# [TASK REQUIREMENTS]
State the number of lines below in which the word "GitHub" appears. Nothing else belongs in the answer.

Data entries

# # #

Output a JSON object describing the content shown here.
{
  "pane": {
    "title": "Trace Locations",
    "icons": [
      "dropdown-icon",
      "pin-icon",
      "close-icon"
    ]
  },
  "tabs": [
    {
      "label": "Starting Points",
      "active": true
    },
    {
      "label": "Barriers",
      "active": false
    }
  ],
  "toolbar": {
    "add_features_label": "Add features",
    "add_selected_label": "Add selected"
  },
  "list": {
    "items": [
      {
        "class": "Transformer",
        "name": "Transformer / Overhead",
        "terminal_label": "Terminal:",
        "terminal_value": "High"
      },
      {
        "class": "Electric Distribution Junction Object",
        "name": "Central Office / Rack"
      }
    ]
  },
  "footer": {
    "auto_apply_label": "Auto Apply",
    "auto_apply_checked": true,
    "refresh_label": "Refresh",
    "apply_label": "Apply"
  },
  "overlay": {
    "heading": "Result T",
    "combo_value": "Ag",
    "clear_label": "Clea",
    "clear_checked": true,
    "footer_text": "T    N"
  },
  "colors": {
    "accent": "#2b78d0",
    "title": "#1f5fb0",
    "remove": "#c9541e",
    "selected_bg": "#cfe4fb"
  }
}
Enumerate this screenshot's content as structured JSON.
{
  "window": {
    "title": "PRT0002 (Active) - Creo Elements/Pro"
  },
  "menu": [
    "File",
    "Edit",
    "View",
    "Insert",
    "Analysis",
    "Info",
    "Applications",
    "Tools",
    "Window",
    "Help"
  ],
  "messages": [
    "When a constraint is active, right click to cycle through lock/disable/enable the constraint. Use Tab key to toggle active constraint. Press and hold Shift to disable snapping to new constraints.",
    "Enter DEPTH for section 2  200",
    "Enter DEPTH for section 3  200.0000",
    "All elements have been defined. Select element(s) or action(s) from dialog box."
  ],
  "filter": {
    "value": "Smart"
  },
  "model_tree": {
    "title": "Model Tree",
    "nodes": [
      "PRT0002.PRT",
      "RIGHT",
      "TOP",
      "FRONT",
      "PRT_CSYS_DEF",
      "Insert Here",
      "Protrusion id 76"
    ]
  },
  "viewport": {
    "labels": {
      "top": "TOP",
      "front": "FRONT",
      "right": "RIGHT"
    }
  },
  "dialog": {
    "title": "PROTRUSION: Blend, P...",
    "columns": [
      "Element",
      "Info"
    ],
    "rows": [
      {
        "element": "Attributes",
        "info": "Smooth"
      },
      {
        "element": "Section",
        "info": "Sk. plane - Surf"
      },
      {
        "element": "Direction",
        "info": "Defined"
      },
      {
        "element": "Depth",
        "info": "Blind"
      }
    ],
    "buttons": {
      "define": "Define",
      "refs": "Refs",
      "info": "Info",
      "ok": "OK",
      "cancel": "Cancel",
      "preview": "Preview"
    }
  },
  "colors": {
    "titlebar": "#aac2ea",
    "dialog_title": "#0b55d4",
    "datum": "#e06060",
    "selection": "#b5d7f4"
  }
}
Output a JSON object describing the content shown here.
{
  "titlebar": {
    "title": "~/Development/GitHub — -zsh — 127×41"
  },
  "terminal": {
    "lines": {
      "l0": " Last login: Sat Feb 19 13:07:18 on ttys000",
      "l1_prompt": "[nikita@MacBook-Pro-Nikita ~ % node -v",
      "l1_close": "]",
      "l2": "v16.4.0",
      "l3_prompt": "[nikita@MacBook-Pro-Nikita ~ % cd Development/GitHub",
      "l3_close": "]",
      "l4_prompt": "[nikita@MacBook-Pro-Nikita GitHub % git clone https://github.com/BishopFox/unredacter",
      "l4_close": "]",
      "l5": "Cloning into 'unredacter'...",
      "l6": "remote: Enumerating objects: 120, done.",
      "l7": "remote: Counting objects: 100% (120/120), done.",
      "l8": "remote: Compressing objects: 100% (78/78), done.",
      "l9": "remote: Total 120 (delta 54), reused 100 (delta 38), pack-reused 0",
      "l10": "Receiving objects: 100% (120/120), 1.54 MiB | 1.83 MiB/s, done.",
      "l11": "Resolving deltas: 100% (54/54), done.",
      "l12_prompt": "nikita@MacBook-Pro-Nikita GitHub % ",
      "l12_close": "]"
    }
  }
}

# # #

# [THE ANSWER]
4